* start *

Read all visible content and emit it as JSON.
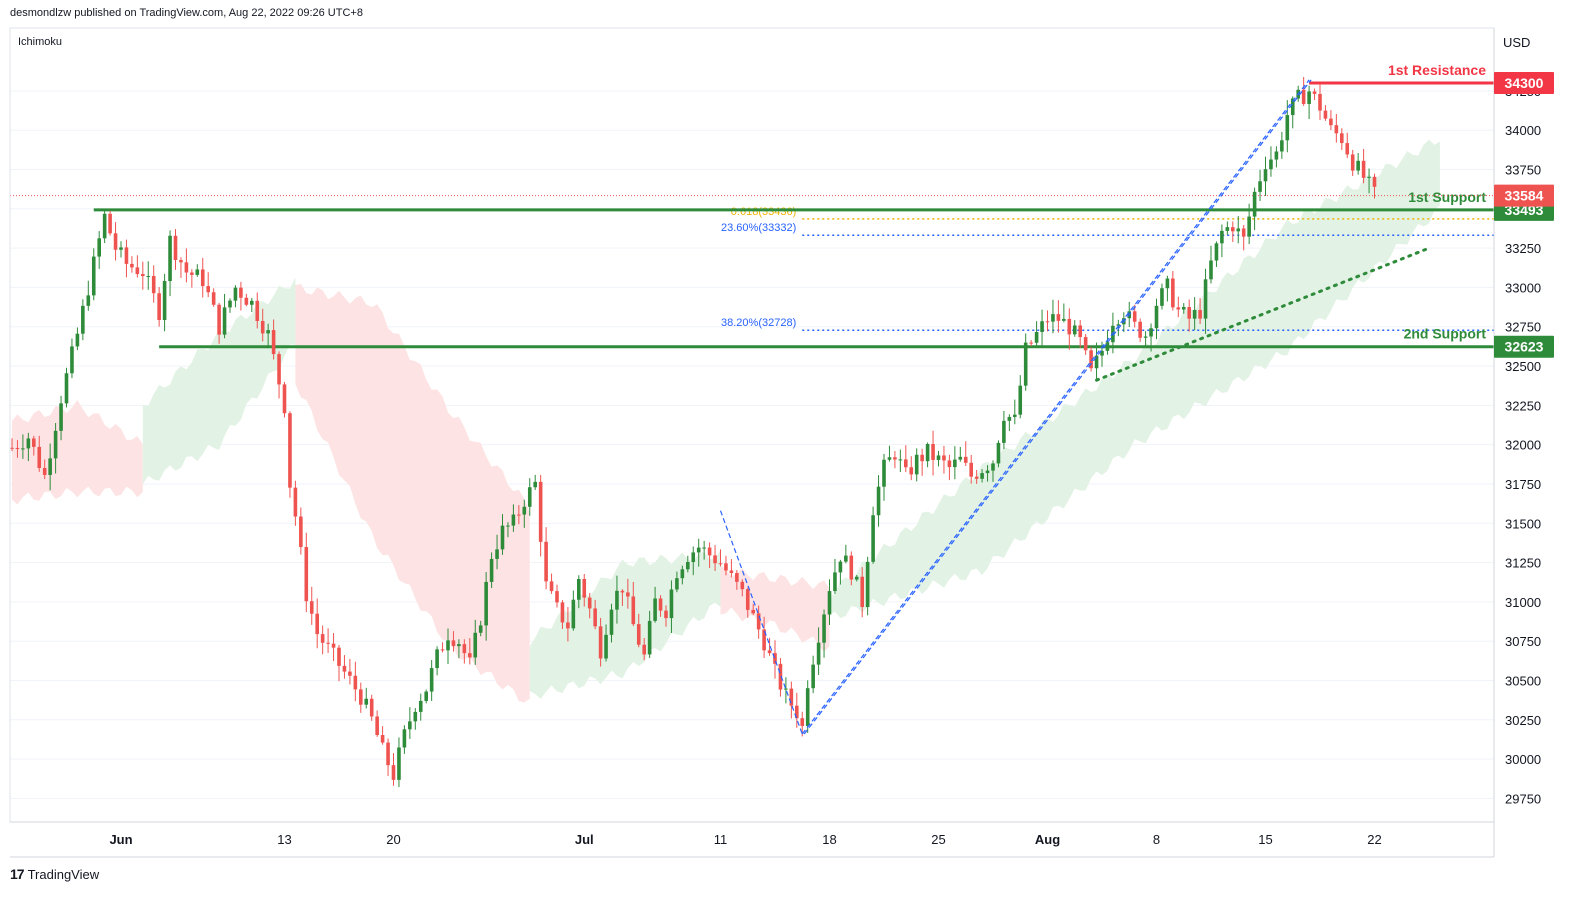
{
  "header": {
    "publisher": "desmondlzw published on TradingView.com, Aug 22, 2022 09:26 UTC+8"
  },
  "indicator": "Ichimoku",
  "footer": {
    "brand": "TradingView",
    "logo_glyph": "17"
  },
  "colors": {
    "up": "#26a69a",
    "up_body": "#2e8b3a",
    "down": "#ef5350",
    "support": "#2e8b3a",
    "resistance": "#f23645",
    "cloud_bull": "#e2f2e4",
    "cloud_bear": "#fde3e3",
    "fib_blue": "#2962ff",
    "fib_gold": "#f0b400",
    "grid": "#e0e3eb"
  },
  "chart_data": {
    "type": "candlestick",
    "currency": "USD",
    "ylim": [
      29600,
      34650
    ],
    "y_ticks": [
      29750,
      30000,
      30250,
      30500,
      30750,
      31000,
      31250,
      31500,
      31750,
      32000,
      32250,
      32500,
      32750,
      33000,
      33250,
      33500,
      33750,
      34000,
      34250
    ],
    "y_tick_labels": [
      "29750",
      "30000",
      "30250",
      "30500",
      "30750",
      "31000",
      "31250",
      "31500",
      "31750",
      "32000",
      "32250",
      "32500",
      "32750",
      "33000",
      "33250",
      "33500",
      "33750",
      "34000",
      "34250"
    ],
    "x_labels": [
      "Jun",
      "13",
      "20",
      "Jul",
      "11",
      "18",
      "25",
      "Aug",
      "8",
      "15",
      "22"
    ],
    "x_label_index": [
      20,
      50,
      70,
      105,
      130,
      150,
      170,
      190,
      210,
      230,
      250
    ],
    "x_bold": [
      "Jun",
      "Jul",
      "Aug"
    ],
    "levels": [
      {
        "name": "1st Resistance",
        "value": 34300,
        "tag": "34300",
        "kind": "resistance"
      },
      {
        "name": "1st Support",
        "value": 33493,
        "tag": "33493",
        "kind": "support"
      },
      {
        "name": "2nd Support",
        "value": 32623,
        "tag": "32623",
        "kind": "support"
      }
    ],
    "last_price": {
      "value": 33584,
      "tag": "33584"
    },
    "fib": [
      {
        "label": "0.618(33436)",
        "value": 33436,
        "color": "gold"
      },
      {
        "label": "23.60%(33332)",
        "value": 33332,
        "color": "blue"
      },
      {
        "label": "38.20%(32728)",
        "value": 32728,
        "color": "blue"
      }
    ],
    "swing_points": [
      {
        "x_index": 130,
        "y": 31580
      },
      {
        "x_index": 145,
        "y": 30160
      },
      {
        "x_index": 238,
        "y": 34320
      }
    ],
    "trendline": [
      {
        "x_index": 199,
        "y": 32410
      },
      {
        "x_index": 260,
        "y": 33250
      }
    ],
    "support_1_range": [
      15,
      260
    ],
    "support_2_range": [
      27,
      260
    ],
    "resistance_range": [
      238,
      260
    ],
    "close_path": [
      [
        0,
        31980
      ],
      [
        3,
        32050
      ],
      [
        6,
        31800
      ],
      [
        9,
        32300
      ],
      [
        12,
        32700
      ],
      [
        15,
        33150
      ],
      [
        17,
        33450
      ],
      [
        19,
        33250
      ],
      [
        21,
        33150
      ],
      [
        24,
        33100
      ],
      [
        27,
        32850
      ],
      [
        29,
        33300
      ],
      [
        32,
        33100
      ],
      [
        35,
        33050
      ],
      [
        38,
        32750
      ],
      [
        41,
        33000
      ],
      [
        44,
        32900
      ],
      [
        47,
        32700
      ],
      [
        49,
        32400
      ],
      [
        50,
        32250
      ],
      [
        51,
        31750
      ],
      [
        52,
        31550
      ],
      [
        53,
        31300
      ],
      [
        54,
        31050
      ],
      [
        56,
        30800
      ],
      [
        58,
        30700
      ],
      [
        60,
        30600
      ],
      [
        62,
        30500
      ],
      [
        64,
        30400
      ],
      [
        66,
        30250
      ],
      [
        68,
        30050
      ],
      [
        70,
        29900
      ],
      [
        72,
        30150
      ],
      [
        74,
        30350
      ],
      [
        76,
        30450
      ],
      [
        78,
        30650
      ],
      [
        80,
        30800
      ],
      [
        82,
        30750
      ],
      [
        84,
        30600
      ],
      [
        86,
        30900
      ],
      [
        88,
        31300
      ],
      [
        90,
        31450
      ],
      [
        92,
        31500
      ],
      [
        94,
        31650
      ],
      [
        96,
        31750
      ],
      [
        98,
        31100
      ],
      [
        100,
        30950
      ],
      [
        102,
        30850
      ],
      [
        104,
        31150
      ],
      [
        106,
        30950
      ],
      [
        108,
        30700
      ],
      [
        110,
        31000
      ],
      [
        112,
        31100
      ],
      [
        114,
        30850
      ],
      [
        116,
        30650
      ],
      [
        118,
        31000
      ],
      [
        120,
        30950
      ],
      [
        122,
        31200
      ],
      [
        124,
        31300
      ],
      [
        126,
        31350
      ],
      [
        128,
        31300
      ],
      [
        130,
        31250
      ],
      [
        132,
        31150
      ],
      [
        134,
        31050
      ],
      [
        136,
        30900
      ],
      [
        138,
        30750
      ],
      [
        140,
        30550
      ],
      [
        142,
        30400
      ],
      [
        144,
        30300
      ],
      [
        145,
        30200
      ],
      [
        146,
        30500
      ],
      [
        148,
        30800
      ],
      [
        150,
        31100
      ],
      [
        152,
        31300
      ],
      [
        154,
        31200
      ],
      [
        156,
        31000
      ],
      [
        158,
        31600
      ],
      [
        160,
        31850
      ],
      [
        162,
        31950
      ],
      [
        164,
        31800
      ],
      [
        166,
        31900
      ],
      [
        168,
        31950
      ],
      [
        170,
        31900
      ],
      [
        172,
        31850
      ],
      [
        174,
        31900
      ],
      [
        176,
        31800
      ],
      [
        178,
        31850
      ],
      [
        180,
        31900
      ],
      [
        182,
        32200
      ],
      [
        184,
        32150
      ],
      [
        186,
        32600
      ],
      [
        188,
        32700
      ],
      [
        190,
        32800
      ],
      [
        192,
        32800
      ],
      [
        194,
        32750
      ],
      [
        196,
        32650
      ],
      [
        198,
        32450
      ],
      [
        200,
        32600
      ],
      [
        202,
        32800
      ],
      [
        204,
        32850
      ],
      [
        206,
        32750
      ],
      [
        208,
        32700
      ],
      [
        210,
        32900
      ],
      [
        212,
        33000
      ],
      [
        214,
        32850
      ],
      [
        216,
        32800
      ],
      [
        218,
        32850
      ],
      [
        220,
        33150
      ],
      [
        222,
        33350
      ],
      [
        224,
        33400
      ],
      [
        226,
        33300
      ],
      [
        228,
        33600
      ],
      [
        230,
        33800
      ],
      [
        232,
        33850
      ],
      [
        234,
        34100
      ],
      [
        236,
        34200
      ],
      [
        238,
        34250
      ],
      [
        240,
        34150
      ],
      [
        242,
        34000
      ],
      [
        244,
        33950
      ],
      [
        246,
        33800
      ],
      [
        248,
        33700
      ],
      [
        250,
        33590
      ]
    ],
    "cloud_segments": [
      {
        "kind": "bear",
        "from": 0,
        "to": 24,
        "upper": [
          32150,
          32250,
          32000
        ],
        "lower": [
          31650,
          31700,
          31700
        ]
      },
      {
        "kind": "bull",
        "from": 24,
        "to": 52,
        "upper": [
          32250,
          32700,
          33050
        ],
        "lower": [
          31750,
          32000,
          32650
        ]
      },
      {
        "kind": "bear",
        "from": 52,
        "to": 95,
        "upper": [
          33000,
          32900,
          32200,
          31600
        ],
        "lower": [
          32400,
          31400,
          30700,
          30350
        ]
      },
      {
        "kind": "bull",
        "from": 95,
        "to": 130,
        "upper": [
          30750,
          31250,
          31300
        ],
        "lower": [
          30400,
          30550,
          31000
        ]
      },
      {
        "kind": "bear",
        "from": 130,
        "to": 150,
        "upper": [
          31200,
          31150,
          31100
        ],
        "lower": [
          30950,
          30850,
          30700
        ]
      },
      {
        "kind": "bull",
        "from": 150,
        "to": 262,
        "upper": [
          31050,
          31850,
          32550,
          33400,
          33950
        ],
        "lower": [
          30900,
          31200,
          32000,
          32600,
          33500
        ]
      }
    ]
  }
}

* end *

- SET PROBLEM
Check each line of the records above for the string "value", and report every line that has it.

- WORKED ANSWER
        "value": 34300,
        "value": 33493,
        "value": 32623,
      "value": 33584,
        "value": 33436,
        "value": 33332,
        "value": 32728,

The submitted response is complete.